### Extracted data

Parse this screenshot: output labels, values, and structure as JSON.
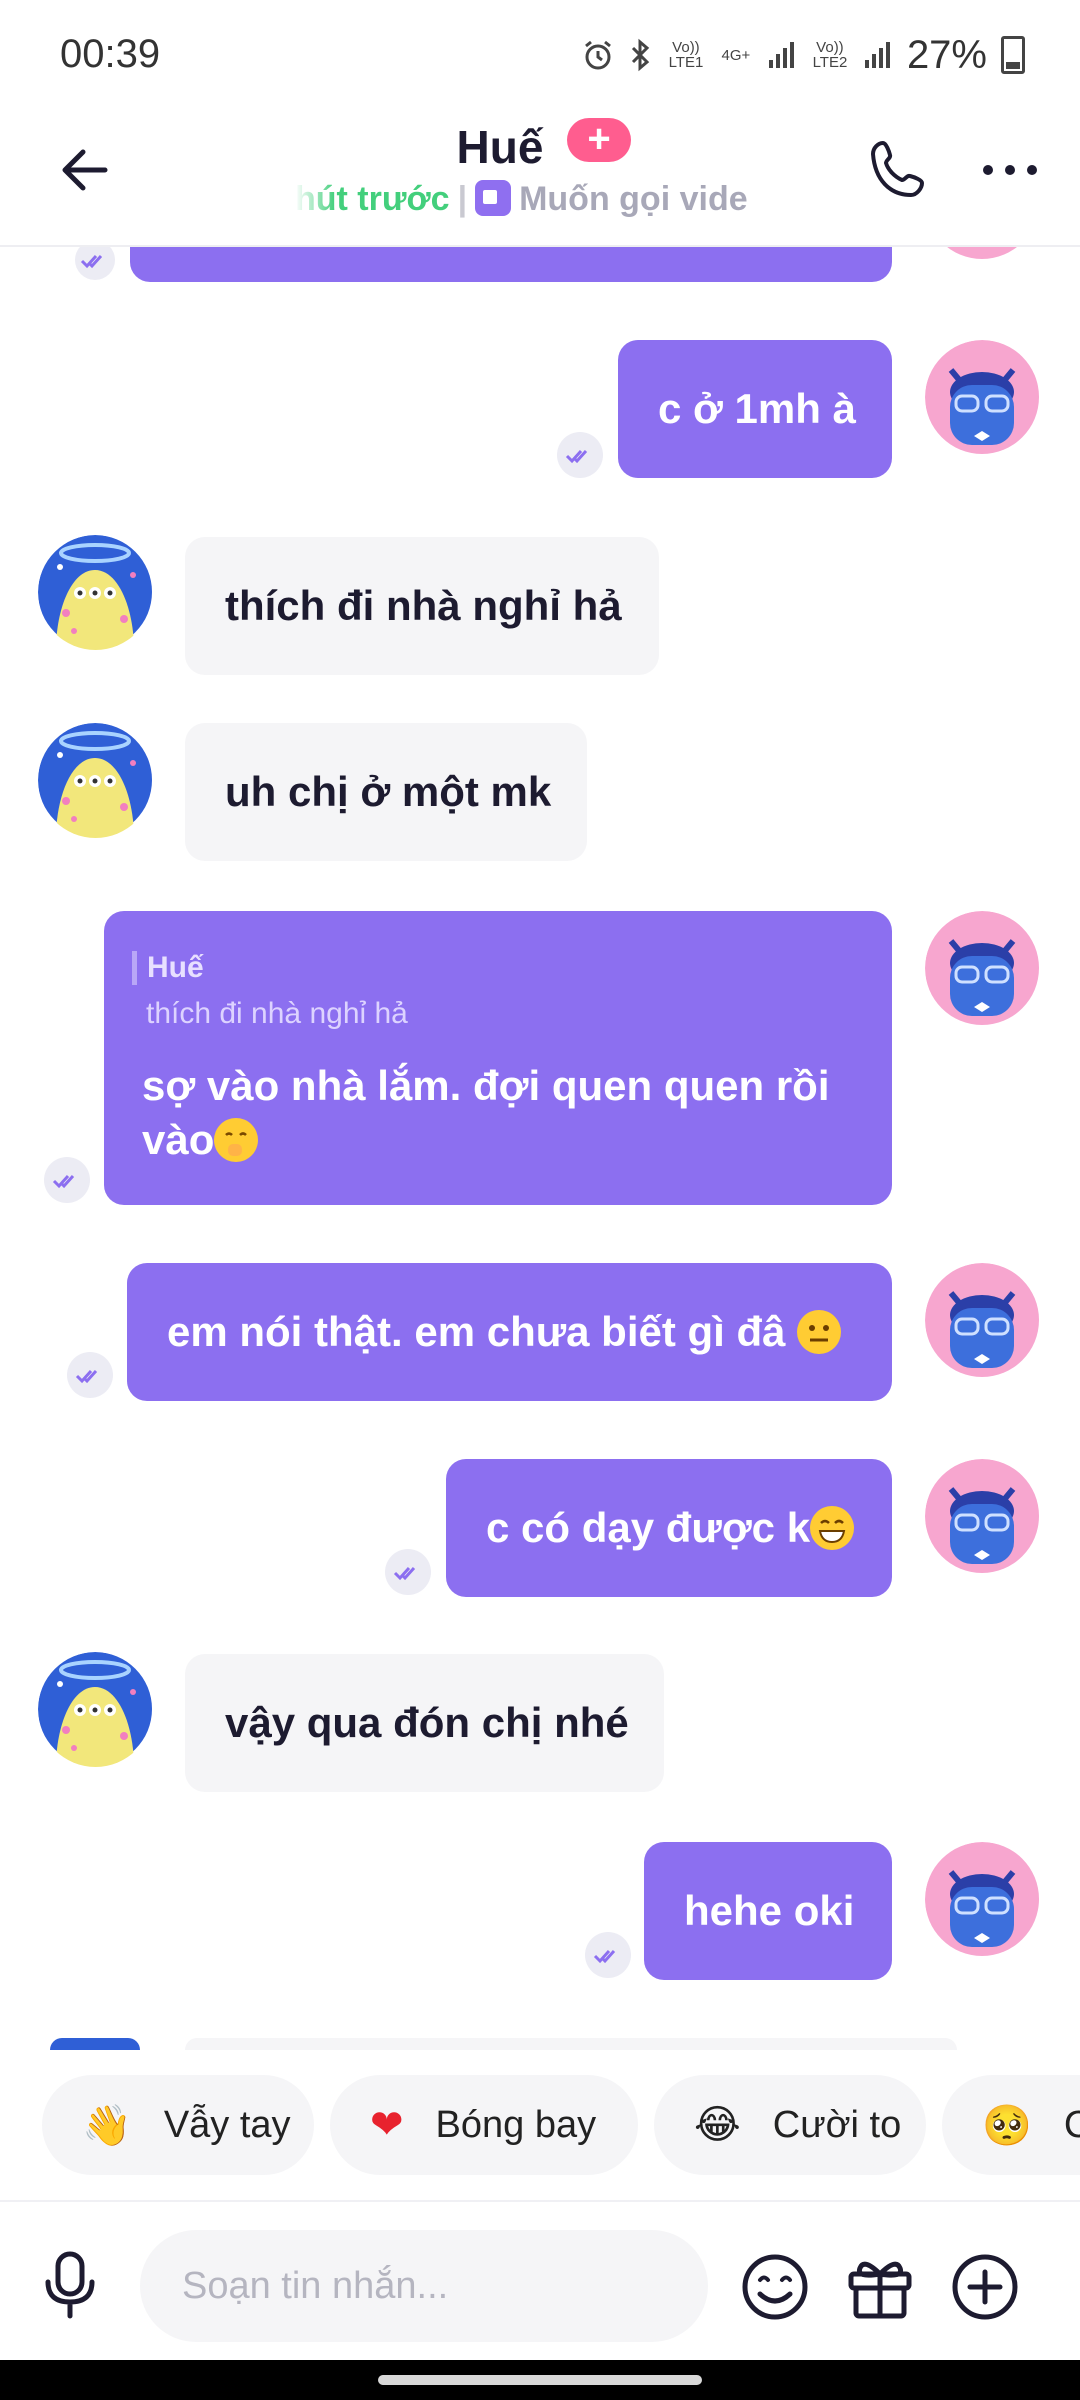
{
  "status_bar": {
    "time": "00:39",
    "sim1_label": "Vo)) LTE1",
    "net_label": "4G+",
    "sim2_label": "Vo)) LTE2",
    "battery": "27%"
  },
  "header": {
    "contact_name": "Huế",
    "add_badge": "+",
    "online_status": "hút trước",
    "separator": "|",
    "video_prompt": "Muốn gọi vide"
  },
  "messages": [
    {
      "id": "m0",
      "direction": "out",
      "text": ""
    },
    {
      "id": "m1",
      "direction": "out",
      "text": "c ở 1mh à"
    },
    {
      "id": "m2",
      "direction": "in",
      "text": "thích đi nhà nghỉ hả"
    },
    {
      "id": "m3",
      "direction": "in",
      "text": "uh chị ở một mk"
    },
    {
      "id": "m4",
      "direction": "out",
      "quote_name": "Huế",
      "quote_text": "thích đi nhà nghỉ hả",
      "line1": "sợ vào nhà lắm. đợi quen quen rồi",
      "line2": "vào"
    },
    {
      "id": "m5",
      "direction": "out",
      "text": "em nói thật. em chưa biết gì đâ"
    },
    {
      "id": "m6",
      "direction": "out",
      "text": "c có dạy được k"
    },
    {
      "id": "m7",
      "direction": "in",
      "text": "vậy qua đón chị nhé"
    },
    {
      "id": "m8",
      "direction": "out",
      "text": "hehe oki"
    }
  ],
  "reactions": [
    {
      "icon": "👋",
      "label": "Vẫy tay"
    },
    {
      "icon": "❤",
      "label": "Bóng bay"
    },
    {
      "icon": "😂",
      "label": "Cười to"
    },
    {
      "icon": "🥺",
      "label": "C"
    }
  ],
  "composer": {
    "placeholder": "Soạn tin nhắn..."
  },
  "colors": {
    "accent": "#8c6ff0",
    "online": "#43cf7c",
    "badge": "#ff5d8f"
  }
}
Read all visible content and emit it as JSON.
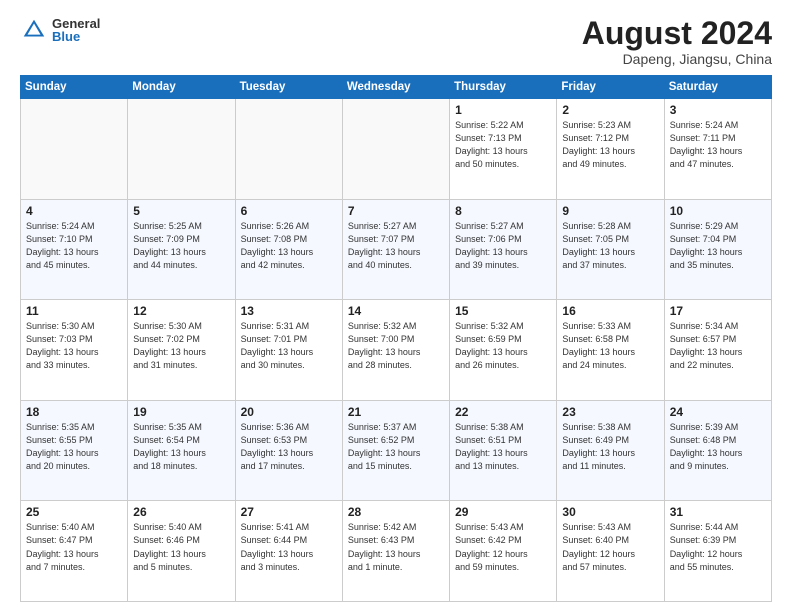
{
  "header": {
    "logo_general": "General",
    "logo_blue": "Blue",
    "title": "August 2024",
    "location": "Dapeng, Jiangsu, China"
  },
  "days_of_week": [
    "Sunday",
    "Monday",
    "Tuesday",
    "Wednesday",
    "Thursday",
    "Friday",
    "Saturday"
  ],
  "weeks": [
    [
      {
        "day": "",
        "info": ""
      },
      {
        "day": "",
        "info": ""
      },
      {
        "day": "",
        "info": ""
      },
      {
        "day": "",
        "info": ""
      },
      {
        "day": "1",
        "info": "Sunrise: 5:22 AM\nSunset: 7:13 PM\nDaylight: 13 hours\nand 50 minutes."
      },
      {
        "day": "2",
        "info": "Sunrise: 5:23 AM\nSunset: 7:12 PM\nDaylight: 13 hours\nand 49 minutes."
      },
      {
        "day": "3",
        "info": "Sunrise: 5:24 AM\nSunset: 7:11 PM\nDaylight: 13 hours\nand 47 minutes."
      }
    ],
    [
      {
        "day": "4",
        "info": "Sunrise: 5:24 AM\nSunset: 7:10 PM\nDaylight: 13 hours\nand 45 minutes."
      },
      {
        "day": "5",
        "info": "Sunrise: 5:25 AM\nSunset: 7:09 PM\nDaylight: 13 hours\nand 44 minutes."
      },
      {
        "day": "6",
        "info": "Sunrise: 5:26 AM\nSunset: 7:08 PM\nDaylight: 13 hours\nand 42 minutes."
      },
      {
        "day": "7",
        "info": "Sunrise: 5:27 AM\nSunset: 7:07 PM\nDaylight: 13 hours\nand 40 minutes."
      },
      {
        "day": "8",
        "info": "Sunrise: 5:27 AM\nSunset: 7:06 PM\nDaylight: 13 hours\nand 39 minutes."
      },
      {
        "day": "9",
        "info": "Sunrise: 5:28 AM\nSunset: 7:05 PM\nDaylight: 13 hours\nand 37 minutes."
      },
      {
        "day": "10",
        "info": "Sunrise: 5:29 AM\nSunset: 7:04 PM\nDaylight: 13 hours\nand 35 minutes."
      }
    ],
    [
      {
        "day": "11",
        "info": "Sunrise: 5:30 AM\nSunset: 7:03 PM\nDaylight: 13 hours\nand 33 minutes."
      },
      {
        "day": "12",
        "info": "Sunrise: 5:30 AM\nSunset: 7:02 PM\nDaylight: 13 hours\nand 31 minutes."
      },
      {
        "day": "13",
        "info": "Sunrise: 5:31 AM\nSunset: 7:01 PM\nDaylight: 13 hours\nand 30 minutes."
      },
      {
        "day": "14",
        "info": "Sunrise: 5:32 AM\nSunset: 7:00 PM\nDaylight: 13 hours\nand 28 minutes."
      },
      {
        "day": "15",
        "info": "Sunrise: 5:32 AM\nSunset: 6:59 PM\nDaylight: 13 hours\nand 26 minutes."
      },
      {
        "day": "16",
        "info": "Sunrise: 5:33 AM\nSunset: 6:58 PM\nDaylight: 13 hours\nand 24 minutes."
      },
      {
        "day": "17",
        "info": "Sunrise: 5:34 AM\nSunset: 6:57 PM\nDaylight: 13 hours\nand 22 minutes."
      }
    ],
    [
      {
        "day": "18",
        "info": "Sunrise: 5:35 AM\nSunset: 6:55 PM\nDaylight: 13 hours\nand 20 minutes."
      },
      {
        "day": "19",
        "info": "Sunrise: 5:35 AM\nSunset: 6:54 PM\nDaylight: 13 hours\nand 18 minutes."
      },
      {
        "day": "20",
        "info": "Sunrise: 5:36 AM\nSunset: 6:53 PM\nDaylight: 13 hours\nand 17 minutes."
      },
      {
        "day": "21",
        "info": "Sunrise: 5:37 AM\nSunset: 6:52 PM\nDaylight: 13 hours\nand 15 minutes."
      },
      {
        "day": "22",
        "info": "Sunrise: 5:38 AM\nSunset: 6:51 PM\nDaylight: 13 hours\nand 13 minutes."
      },
      {
        "day": "23",
        "info": "Sunrise: 5:38 AM\nSunset: 6:49 PM\nDaylight: 13 hours\nand 11 minutes."
      },
      {
        "day": "24",
        "info": "Sunrise: 5:39 AM\nSunset: 6:48 PM\nDaylight: 13 hours\nand 9 minutes."
      }
    ],
    [
      {
        "day": "25",
        "info": "Sunrise: 5:40 AM\nSunset: 6:47 PM\nDaylight: 13 hours\nand 7 minutes."
      },
      {
        "day": "26",
        "info": "Sunrise: 5:40 AM\nSunset: 6:46 PM\nDaylight: 13 hours\nand 5 minutes."
      },
      {
        "day": "27",
        "info": "Sunrise: 5:41 AM\nSunset: 6:44 PM\nDaylight: 13 hours\nand 3 minutes."
      },
      {
        "day": "28",
        "info": "Sunrise: 5:42 AM\nSunset: 6:43 PM\nDaylight: 13 hours\nand 1 minute."
      },
      {
        "day": "29",
        "info": "Sunrise: 5:43 AM\nSunset: 6:42 PM\nDaylight: 12 hours\nand 59 minutes."
      },
      {
        "day": "30",
        "info": "Sunrise: 5:43 AM\nSunset: 6:40 PM\nDaylight: 12 hours\nand 57 minutes."
      },
      {
        "day": "31",
        "info": "Sunrise: 5:44 AM\nSunset: 6:39 PM\nDaylight: 12 hours\nand 55 minutes."
      }
    ]
  ]
}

### Work to be completed
Look through the entries and return every line where "JSON" appears.

### Final result
Parse this screenshot: output labels, values, and structure as JSON.
Read all visible content and emit it as JSON.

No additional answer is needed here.